▶ **Aim of the task**
Your task is to print all of the material verbatim.

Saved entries
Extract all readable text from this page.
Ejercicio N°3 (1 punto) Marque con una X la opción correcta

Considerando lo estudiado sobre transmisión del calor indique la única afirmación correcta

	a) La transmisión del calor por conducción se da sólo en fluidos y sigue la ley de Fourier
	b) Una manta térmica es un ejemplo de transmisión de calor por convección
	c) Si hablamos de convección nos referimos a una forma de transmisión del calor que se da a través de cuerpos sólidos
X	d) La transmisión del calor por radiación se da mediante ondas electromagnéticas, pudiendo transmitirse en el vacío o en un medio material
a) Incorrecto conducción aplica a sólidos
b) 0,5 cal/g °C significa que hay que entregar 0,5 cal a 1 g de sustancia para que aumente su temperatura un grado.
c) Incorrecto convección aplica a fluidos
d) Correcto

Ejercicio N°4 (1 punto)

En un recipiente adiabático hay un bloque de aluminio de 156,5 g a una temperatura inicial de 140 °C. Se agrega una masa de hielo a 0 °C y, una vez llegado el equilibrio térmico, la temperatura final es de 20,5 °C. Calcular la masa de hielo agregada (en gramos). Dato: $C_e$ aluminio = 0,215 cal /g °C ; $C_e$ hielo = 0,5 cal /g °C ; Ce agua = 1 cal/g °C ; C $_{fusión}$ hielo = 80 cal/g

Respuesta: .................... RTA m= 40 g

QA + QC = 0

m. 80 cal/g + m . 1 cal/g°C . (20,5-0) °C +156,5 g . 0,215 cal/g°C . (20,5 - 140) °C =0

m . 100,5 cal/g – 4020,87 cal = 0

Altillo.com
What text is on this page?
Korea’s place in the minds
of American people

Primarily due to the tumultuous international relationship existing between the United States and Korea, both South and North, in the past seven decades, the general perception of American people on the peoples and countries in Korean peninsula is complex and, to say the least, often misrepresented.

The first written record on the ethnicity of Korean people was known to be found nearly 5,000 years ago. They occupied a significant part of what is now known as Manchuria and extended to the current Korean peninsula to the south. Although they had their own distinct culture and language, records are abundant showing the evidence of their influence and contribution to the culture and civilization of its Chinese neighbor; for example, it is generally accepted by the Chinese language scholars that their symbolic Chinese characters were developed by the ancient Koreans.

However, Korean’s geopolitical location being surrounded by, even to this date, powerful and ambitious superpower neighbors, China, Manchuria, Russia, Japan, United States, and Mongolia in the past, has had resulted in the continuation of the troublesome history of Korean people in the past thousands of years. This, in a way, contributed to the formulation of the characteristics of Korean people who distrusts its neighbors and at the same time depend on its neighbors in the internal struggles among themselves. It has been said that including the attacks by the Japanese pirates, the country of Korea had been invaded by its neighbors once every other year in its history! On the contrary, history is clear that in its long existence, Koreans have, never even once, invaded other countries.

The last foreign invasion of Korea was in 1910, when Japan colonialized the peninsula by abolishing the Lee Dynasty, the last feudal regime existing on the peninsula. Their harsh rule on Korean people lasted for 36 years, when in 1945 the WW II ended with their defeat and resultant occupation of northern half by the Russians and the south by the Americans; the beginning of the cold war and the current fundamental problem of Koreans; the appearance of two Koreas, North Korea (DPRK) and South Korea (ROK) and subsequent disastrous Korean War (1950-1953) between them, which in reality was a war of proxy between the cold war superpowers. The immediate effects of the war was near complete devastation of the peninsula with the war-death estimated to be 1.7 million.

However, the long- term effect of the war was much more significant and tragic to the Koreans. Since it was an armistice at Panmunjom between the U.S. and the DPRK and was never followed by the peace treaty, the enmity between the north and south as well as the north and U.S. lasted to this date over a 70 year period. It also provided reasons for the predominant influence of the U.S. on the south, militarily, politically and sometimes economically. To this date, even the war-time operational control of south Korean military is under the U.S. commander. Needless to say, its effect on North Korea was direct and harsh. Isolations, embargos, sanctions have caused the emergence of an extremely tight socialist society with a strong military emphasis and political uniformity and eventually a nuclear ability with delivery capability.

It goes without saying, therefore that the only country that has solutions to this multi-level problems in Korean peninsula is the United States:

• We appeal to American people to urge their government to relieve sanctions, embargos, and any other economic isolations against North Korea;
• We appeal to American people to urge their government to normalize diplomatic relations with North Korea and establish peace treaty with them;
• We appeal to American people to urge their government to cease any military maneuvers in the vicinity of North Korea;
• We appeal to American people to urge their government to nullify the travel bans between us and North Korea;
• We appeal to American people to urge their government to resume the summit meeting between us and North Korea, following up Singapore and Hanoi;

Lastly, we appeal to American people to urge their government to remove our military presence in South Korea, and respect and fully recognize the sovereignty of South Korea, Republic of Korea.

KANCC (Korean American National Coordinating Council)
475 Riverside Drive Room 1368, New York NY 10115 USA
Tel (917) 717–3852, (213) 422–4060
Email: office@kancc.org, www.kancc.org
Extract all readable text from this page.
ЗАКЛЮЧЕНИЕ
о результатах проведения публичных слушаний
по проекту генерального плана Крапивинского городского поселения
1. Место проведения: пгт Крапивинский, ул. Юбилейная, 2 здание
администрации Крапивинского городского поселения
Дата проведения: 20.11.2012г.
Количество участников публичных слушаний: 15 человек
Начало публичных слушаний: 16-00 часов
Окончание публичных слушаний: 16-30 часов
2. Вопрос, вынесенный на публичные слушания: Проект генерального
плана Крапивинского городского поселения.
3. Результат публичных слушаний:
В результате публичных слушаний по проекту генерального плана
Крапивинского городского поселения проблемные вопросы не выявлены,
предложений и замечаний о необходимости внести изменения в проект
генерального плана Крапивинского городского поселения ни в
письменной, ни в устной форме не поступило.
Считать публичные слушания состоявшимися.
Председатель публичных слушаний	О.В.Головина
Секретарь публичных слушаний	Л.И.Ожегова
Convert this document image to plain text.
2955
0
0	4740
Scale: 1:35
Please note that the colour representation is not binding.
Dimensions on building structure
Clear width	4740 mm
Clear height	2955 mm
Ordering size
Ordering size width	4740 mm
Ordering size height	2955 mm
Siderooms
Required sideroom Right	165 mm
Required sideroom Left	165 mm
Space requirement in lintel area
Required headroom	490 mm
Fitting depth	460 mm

▶ **Output for this task**
Extract all readable text from this page.
Ejercicio N°3 (1 punto) Marque con una X la opción correcta

Considerando lo estudiado sobre transmisión del calor indique la única afirmación correcta

	a) La transmisión del calor por conducción se da sólo en fluidos y sigue la ley de Fourier
	b) Una manta térmica es un ejemplo de transmisión de calor por convección
	c) Si hablamos de convección nos referimos a una forma de transmisión del calor que se da a través de cuerpos sólidos
X	d) La transmisión del calor por radiación se da mediante ondas electromagnéticas, pudiendo transmitirse en el vacío o en un medio material
a) Incorrecto conducción aplica a sólidos
b) 0,5 cal/g °C significa que hay que entregar 0,5 cal a 1 g de sustancia para que aumente su temperatura un grado.
c) Incorrecto convección aplica a fluidos
d) Correcto

Ejercicio N°4 (1 punto)

En un recipiente adiabático hay un bloque de aluminio de 156,5 g a una temperatura inicial de 140 °C. Se agrega una masa de hielo a 0 °C y, una vez llegado el equilibrio térmico, la temperatura final es de 20,5 °C. Calcular la masa de hielo agregada (en gramos). Dato: $C_e$ aluminio = 0,215 cal /g °C ; $C_e$ hielo = 0,5 cal /g °C ; Ce agua = 1 cal/g °C ; C $_{fusión}$ hielo = 80 cal/g

Respuesta: .................... RTA m= 40 g

QA + QC = 0

m. 80 cal/g + m . 1 cal/g°C . (20,5-0) °C +156,5 g . 0,215 cal/g°C . (20,5 - 140) °C =0

m . 100,5 cal/g – 4020,87 cal = 0

Altillo.com
What text is on this page?
Korea’s place in the minds
of American people

Primarily due to the tumultuous international relationship existing between the United States and Korea, both South and North, in the past seven decades, the general perception of American people on the peoples and countries in Korean peninsula is complex and, to say the least, often misrepresented.

The first written record on the ethnicity of Korean people was known to be found nearly 5,000 years ago. They occupied a significant part of what is now known as Manchuria and extended to the current Korean peninsula to the south. Although they had their own distinct culture and language, records are abundant showing the evidence of their influence and contribution to the culture and civilization of its Chinese neighbor; for example, it is generally accepted by the Chinese language scholars that their symbolic Chinese characters were developed by the ancient Koreans.

However, Korean’s geopolitical location being surrounded by, even to this date, powerful and ambitious superpower neighbors, China, Manchuria, Russia, Japan, United States, and Mongolia in the past, has had resulted in the continuation of the troublesome history of Korean people in the past thousands of years. This, in a way, contributed to the formulation of the characteristics of Korean people who distrusts its neighbors and at the same time depend on its neighbors in the internal struggles among themselves. It has been said that including the attacks by the Japanese pirates, the country of Korea had been invaded by its neighbors once every other year in its history! On the contrary, history is clear that in its long existence, Koreans have, never even once, invaded other countries.

The last foreign invasion of Korea was in 1910, when Japan colonialized the peninsula by abolishing the Lee Dynasty, the last feudal regime existing on the peninsula. Their harsh rule on Korean people lasted for 36 years, when in 1945 the WW II ended with their defeat and resultant occupation of northern half by the Russians and the south by the Americans; the beginning of the cold war and the current fundamental problem of Koreans; the appearance of two Koreas, North Korea (DPRK) and South Korea (ROK) and subsequent disastrous Korean War (1950-1953) between them, which in reality was a war of proxy between the cold war superpowers. The immediate effects of the war was near complete devastation of the peninsula with the war-death estimated to be 1.7 million.

However, the long- term effect of the war was much more significant and tragic to the Koreans. Since it was an armistice at Panmunjom between the U.S. and the DPRK and was never followed by the peace treaty, the enmity between the north and south as well as the north and U.S. lasted to this date over a 70 year period. It also provided reasons for the predominant influence of the U.S. on the south, militarily, politically and sometimes economically. To this date, even the war-time operational control of south Korean military is under the U.S. commander. Needless to say, its effect on North Korea was direct and harsh. Isolations, embargos, sanctions have caused the emergence of an extremely tight socialist society with a strong military emphasis and political uniformity and eventually a nuclear ability with delivery capability.

It goes without saying, therefore that the only country that has solutions to this multi-level problems in Korean peninsula is the United States:

• We appeal to American people to urge their government to relieve sanctions, embargos, and any other economic isolations against North Korea;
• We appeal to American people to urge their government to normalize diplomatic relations with North Korea and establish peace treaty with them;
• We appeal to American people to urge their government to cease any military maneuvers in the vicinity of North Korea;
• We appeal to American people to urge their government to nullify the travel bans between us and North Korea;
• We appeal to American people to urge their government to resume the summit meeting between us and North Korea, following up Singapore and Hanoi;

Lastly, we appeal to American people to urge their government to remove our military presence in South Korea, and respect and fully recognize the sovereignty of South Korea, Republic of Korea.

KANCC (Korean American National Coordinating Council)
475 Riverside Drive Room 1368, New York NY 10115 USA
Tel (917) 717–3852, (213) 422–4060
Email: office@kancc.org, www.kancc.org
Extract all readable text from this page.
ЗАКЛЮЧЕНИЕ
о результатах проведения публичных слушаний
по проекту генерального плана Крапивинского городского поселения
1. Место проведения: пгт Крапивинский, ул. Юбилейная, 2 здание
администрации Крапивинского городского поселения
Дата проведения: 20.11.2012г.
Количество участников публичных слушаний: 15 человек
Начало публичных слушаний: 16-00 часов
Окончание публичных слушаний: 16-30 часов
2. Вопрос, вынесенный на публичные слушания: Проект генерального
плана Крапивинского городского поселения.
3. Результат публичных слушаний:
В результате публичных слушаний по проекту генерального плана
Крапивинского городского поселения проблемные вопросы не выявлены,
предложений и замечаний о необходимости внести изменения в проект
генерального плана Крапивинского городского поселения ни в
письменной, ни в устной форме не поступило.
Считать публичные слушания состоявшимися.
Председатель публичных слушаний	О.В.Головина
Секретарь публичных слушаний	Л.И.Ожегова
Convert this document image to plain text.
2955
0
0	4740
Scale: 1:35
Please note that the colour representation is not binding.
Dimensions on building structure
Clear width	4740 mm
Clear height	2955 mm
Ordering size
Ordering size width	4740 mm
Ordering size height	2955 mm
Siderooms
Required sideroom Right	165 mm
Required sideroom Left	165 mm
Space requirement in lintel area
Required headroom	490 mm
Fitting depth	460 mm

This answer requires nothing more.